PROBLEM TO SOLVE
Read the records below. Copy each line where the string "SCOTT" occurs.

[Stored items from a collection]
+-------+
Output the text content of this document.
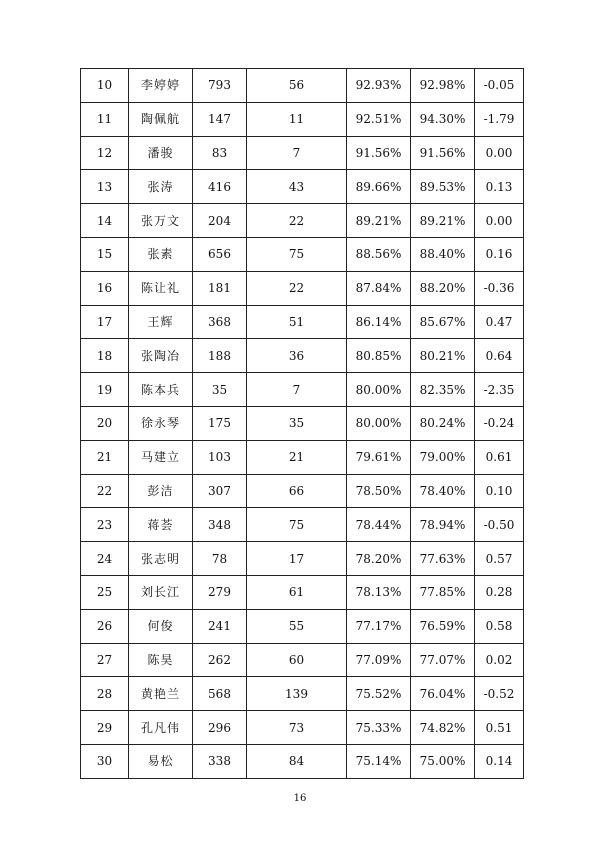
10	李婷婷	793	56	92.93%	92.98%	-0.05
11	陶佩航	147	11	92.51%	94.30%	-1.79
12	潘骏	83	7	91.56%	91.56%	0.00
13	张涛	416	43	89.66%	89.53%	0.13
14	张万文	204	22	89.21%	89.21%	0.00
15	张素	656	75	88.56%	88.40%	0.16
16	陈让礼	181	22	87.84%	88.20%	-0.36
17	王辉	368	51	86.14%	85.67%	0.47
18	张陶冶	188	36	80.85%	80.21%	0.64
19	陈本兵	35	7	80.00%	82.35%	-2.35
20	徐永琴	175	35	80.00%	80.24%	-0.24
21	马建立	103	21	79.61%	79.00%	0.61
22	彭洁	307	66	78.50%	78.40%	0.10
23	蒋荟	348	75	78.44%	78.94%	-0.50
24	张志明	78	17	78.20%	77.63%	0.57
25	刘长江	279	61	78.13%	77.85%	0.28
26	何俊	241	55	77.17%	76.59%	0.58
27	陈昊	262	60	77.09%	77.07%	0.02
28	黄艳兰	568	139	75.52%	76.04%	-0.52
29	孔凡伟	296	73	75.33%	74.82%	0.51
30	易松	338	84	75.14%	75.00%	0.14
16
+-------+
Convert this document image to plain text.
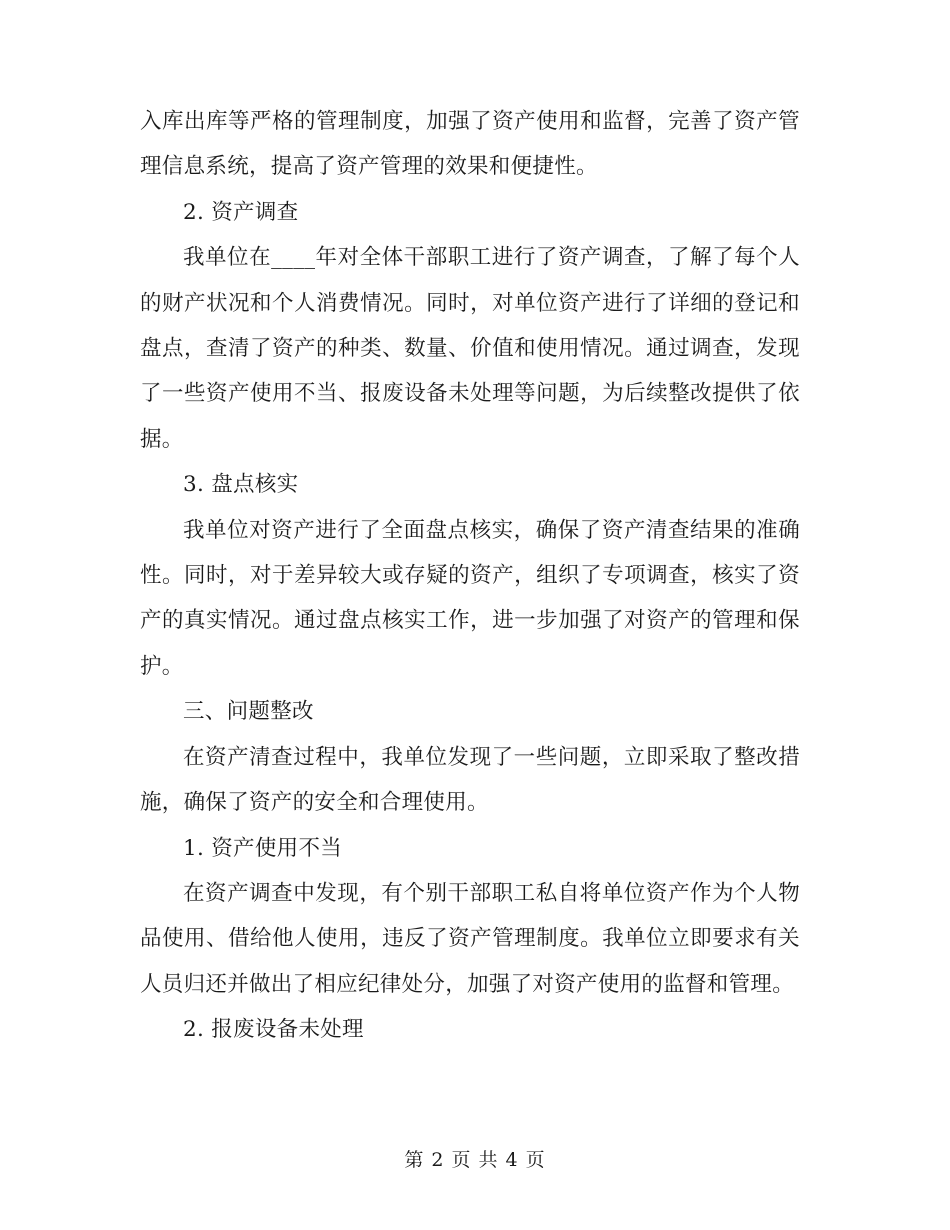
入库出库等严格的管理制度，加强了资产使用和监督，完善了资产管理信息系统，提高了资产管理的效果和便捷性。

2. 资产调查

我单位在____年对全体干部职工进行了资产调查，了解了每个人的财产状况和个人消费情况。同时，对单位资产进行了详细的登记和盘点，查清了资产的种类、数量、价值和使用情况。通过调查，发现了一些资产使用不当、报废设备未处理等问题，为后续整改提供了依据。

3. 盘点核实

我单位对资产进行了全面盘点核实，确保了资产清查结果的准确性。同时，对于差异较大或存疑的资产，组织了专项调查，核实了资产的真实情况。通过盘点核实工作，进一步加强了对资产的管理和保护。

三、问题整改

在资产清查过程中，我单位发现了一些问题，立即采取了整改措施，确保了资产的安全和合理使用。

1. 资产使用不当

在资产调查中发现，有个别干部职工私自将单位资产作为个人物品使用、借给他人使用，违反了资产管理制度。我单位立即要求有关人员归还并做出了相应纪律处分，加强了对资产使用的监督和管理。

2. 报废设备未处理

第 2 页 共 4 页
+-------+
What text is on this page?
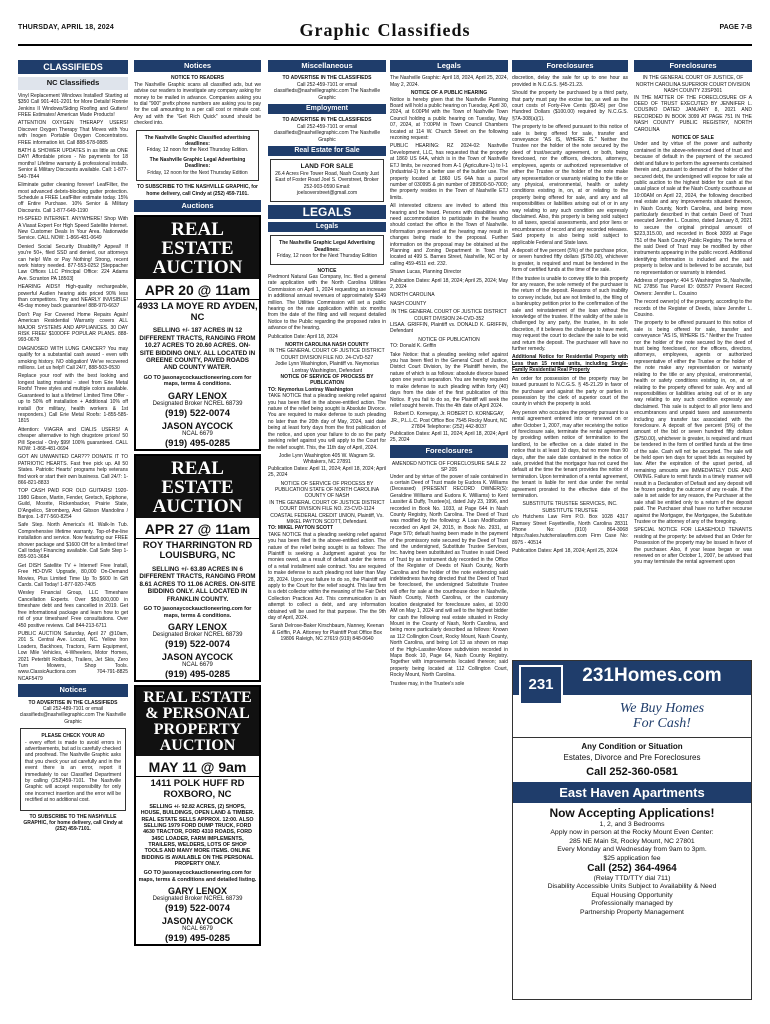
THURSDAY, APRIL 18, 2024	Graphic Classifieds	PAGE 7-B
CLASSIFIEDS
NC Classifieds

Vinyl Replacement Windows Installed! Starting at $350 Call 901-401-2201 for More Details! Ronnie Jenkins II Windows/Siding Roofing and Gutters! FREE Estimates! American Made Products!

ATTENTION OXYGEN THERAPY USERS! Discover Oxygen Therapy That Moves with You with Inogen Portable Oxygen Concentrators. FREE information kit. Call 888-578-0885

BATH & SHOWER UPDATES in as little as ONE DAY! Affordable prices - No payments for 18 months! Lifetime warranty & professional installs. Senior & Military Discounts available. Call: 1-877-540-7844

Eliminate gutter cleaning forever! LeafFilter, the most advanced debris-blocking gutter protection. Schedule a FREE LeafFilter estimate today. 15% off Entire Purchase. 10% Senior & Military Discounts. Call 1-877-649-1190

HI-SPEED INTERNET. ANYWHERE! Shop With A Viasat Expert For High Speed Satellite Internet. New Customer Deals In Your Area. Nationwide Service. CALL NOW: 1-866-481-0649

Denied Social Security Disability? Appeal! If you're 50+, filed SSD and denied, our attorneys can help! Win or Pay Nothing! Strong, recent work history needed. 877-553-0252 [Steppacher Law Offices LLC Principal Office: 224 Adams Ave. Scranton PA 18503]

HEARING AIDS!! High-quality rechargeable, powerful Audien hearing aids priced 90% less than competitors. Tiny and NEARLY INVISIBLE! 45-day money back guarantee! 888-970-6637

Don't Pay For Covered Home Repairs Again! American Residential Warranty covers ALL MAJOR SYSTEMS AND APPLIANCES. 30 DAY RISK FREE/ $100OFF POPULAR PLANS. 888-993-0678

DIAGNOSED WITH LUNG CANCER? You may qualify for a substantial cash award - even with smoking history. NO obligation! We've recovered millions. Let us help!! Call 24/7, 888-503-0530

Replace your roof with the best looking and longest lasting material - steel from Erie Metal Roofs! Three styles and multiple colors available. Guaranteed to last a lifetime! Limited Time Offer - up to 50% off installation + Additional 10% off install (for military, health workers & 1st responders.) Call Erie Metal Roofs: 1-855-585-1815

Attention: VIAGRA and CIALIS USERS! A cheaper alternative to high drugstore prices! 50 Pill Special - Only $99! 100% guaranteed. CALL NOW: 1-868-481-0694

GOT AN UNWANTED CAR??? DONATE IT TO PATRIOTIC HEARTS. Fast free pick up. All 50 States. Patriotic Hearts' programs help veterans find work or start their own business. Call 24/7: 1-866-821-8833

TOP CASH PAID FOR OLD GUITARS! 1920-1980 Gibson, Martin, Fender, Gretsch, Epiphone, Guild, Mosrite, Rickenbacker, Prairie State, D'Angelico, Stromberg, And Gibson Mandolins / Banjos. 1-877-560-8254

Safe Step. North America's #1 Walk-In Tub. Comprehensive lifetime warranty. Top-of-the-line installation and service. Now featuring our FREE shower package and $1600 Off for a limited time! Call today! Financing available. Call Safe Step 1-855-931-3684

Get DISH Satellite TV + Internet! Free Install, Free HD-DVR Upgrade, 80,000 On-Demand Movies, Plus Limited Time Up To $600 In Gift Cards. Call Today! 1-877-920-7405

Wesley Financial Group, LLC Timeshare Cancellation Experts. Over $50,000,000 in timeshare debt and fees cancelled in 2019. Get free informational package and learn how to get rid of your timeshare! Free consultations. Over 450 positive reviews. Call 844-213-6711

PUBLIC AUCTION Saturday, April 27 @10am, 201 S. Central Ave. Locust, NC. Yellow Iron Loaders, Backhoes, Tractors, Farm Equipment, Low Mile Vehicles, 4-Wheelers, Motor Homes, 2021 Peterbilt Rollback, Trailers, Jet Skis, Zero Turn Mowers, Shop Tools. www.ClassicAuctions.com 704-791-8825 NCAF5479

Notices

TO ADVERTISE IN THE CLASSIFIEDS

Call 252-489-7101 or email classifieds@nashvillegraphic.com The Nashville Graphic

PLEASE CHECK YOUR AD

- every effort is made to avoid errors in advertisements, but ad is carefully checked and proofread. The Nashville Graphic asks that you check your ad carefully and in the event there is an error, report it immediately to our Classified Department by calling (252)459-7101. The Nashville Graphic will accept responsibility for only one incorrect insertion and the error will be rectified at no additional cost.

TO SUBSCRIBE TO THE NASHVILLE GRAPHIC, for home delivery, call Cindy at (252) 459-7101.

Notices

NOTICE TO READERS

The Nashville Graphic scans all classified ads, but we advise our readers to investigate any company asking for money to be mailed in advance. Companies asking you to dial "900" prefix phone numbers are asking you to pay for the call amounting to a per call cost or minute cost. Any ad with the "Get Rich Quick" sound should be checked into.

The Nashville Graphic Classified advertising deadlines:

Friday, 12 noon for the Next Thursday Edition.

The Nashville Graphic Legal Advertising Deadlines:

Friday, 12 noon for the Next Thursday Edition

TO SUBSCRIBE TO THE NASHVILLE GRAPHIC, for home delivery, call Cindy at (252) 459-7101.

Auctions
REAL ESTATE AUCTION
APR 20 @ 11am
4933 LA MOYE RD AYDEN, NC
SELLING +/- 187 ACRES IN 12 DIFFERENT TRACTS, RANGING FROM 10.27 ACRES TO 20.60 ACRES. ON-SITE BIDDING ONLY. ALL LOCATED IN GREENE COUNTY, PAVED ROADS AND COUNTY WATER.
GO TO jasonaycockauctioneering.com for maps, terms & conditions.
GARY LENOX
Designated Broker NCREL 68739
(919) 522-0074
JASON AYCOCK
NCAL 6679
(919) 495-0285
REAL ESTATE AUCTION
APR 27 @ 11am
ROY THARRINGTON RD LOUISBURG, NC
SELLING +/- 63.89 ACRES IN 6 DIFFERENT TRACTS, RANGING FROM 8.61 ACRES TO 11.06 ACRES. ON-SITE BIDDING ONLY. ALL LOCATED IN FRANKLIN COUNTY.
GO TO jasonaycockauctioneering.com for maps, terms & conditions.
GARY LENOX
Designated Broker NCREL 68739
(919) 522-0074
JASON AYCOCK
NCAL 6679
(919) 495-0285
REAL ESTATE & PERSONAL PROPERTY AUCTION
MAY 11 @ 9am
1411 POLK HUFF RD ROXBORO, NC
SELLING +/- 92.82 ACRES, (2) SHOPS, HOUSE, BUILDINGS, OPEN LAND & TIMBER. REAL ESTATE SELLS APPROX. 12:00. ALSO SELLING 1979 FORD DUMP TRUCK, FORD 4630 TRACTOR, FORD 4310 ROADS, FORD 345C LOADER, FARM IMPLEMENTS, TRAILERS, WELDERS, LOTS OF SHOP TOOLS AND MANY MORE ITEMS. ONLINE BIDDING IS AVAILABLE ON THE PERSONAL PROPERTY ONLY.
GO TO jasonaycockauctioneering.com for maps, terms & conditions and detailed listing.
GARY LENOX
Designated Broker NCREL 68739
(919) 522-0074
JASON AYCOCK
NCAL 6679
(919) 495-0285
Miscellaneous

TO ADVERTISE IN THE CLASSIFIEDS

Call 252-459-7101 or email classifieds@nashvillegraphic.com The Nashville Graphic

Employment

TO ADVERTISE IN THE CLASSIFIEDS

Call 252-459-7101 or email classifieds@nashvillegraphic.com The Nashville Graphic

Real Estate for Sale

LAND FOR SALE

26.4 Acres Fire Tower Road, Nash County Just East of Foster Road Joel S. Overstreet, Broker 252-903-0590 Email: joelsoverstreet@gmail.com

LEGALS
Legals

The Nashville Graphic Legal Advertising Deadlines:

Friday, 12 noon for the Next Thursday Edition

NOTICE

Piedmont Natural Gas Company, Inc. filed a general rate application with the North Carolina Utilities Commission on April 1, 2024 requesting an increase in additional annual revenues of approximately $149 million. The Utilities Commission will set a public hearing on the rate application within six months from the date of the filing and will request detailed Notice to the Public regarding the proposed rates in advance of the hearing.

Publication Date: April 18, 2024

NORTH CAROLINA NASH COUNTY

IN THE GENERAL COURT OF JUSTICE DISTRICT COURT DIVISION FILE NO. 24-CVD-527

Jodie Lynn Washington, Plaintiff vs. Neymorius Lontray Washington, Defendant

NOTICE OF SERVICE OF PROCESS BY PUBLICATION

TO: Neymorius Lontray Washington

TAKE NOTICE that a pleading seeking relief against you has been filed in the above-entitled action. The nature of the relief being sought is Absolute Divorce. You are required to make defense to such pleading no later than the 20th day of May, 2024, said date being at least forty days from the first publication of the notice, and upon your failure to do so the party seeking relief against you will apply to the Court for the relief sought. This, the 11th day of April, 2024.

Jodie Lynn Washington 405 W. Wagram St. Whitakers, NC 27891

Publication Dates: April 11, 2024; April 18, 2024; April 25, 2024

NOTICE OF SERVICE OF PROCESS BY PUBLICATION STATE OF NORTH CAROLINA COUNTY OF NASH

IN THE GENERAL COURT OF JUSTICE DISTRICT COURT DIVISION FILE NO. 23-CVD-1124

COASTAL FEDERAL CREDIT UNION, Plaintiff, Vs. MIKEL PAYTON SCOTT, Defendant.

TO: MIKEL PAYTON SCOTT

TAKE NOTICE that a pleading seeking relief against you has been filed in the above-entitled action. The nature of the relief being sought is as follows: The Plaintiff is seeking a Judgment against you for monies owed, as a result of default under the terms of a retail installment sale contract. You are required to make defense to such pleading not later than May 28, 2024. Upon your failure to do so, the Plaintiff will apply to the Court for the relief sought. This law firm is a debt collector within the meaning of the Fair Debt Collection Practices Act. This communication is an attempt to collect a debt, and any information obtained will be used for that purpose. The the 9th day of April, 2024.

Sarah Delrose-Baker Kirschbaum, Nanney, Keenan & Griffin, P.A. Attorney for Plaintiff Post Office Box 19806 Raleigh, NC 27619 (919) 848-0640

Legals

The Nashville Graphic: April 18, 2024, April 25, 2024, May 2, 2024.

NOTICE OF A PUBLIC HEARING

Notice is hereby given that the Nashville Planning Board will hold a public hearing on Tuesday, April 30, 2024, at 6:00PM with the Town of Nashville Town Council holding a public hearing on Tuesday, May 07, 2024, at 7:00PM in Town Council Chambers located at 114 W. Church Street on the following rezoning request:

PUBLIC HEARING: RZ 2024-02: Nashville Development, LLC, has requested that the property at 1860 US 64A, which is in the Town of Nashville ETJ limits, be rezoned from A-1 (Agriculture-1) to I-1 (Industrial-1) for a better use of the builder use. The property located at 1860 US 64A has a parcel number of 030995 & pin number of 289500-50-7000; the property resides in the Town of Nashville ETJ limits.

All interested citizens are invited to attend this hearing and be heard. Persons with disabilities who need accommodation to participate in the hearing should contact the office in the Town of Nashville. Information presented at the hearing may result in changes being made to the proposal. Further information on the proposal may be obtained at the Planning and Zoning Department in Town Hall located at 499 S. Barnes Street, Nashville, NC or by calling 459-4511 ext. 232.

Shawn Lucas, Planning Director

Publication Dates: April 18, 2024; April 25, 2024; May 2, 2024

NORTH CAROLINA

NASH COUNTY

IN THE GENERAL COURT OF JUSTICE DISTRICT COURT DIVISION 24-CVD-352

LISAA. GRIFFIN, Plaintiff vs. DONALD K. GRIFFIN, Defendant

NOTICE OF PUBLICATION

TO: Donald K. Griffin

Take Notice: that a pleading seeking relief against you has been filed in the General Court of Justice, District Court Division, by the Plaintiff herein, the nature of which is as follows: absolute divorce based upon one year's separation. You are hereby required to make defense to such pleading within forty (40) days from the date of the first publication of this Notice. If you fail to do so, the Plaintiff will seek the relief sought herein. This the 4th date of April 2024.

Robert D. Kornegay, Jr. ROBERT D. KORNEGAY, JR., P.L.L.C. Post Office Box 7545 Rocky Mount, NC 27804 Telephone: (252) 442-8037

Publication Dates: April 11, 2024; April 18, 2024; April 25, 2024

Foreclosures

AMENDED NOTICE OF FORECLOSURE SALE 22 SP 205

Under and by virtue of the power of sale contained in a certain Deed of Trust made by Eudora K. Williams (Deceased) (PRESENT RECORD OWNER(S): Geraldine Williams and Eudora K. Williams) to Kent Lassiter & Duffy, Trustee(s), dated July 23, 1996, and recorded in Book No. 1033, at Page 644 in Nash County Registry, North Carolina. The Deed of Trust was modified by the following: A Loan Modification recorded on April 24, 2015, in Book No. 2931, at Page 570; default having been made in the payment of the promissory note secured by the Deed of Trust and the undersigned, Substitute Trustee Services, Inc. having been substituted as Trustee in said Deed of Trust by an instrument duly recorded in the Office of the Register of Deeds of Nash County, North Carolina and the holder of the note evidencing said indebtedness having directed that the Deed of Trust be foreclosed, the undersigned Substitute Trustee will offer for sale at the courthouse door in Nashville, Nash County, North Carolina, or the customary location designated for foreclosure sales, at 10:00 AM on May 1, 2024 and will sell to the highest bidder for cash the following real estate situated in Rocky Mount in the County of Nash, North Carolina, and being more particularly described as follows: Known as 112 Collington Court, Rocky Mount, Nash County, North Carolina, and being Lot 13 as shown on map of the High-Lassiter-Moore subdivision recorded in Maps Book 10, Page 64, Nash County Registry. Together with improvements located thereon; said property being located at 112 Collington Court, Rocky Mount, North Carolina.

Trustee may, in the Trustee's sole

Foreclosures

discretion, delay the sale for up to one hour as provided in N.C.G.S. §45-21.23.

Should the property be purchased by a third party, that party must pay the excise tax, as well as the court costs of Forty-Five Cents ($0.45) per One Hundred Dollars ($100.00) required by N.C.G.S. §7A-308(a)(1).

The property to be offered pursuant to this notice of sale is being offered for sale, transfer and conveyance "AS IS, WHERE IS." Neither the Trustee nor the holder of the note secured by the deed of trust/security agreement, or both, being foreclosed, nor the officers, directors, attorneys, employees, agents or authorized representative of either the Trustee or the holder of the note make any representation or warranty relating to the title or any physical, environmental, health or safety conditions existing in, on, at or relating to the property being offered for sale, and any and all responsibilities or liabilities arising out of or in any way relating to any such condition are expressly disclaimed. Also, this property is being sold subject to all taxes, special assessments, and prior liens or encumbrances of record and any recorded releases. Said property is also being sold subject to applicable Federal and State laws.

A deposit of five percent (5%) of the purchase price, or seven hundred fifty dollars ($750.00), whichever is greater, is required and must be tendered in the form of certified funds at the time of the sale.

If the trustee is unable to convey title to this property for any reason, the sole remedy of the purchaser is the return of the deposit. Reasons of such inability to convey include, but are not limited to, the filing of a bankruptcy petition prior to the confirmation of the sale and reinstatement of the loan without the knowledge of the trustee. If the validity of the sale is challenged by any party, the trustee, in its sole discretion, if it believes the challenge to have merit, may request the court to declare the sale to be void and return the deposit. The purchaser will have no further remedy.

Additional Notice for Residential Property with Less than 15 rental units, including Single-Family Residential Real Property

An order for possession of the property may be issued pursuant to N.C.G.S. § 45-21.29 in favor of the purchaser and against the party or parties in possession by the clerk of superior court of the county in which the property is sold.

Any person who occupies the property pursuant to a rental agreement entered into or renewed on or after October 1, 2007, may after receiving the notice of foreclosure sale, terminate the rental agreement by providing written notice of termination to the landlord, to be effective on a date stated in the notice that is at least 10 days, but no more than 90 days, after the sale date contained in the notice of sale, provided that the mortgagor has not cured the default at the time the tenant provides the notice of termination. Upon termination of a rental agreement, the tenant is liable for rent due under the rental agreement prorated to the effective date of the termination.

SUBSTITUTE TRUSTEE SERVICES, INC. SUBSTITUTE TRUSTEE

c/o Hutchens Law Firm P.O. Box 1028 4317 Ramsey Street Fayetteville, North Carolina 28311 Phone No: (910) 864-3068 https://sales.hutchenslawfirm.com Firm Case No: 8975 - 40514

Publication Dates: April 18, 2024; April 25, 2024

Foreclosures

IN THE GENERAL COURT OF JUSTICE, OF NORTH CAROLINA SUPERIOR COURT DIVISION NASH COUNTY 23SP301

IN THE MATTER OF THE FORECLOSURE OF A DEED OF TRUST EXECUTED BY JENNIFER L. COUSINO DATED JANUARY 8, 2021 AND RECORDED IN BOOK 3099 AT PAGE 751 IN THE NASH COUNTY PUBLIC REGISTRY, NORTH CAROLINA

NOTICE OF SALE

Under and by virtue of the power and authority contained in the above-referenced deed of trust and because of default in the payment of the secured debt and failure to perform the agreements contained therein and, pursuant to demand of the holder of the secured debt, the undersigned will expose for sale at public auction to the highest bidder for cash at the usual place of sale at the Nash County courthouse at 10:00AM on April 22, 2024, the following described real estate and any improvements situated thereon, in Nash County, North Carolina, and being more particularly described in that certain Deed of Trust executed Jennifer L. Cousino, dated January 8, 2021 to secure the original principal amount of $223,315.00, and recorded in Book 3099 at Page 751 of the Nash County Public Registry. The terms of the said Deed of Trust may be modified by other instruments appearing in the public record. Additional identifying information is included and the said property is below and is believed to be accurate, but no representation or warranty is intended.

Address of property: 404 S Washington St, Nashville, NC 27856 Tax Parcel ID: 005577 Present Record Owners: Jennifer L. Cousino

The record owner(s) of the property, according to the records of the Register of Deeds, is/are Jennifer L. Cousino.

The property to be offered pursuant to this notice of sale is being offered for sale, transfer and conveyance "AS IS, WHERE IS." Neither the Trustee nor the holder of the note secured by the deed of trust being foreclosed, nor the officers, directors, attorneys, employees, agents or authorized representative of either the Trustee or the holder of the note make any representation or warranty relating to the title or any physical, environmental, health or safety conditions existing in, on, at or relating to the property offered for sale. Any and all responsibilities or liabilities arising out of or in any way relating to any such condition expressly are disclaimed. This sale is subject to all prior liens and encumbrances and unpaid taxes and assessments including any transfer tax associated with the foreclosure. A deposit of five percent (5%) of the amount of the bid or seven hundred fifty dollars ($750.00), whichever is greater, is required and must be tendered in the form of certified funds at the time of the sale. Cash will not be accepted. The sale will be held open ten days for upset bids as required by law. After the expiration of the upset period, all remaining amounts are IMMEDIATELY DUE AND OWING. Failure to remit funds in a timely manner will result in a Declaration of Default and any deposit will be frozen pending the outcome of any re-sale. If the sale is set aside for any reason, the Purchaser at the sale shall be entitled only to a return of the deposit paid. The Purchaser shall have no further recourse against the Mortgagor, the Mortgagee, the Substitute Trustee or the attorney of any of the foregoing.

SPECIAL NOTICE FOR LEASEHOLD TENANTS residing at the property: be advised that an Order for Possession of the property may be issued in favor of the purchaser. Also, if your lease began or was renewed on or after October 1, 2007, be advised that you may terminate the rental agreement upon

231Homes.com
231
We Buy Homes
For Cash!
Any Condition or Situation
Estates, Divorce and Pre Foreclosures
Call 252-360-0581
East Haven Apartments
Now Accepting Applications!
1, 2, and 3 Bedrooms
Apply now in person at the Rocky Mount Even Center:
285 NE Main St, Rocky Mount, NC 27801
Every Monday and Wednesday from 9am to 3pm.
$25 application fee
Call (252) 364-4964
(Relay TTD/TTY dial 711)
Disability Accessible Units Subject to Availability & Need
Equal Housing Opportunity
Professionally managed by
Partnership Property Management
+-------+
REPLY
COASTAL FEDERAL CREDIT UNION, Plaintiff, Vs. MIKEL PAYTON SCOTT, Defendant.
TO: MIKEL PAYTON SCOTT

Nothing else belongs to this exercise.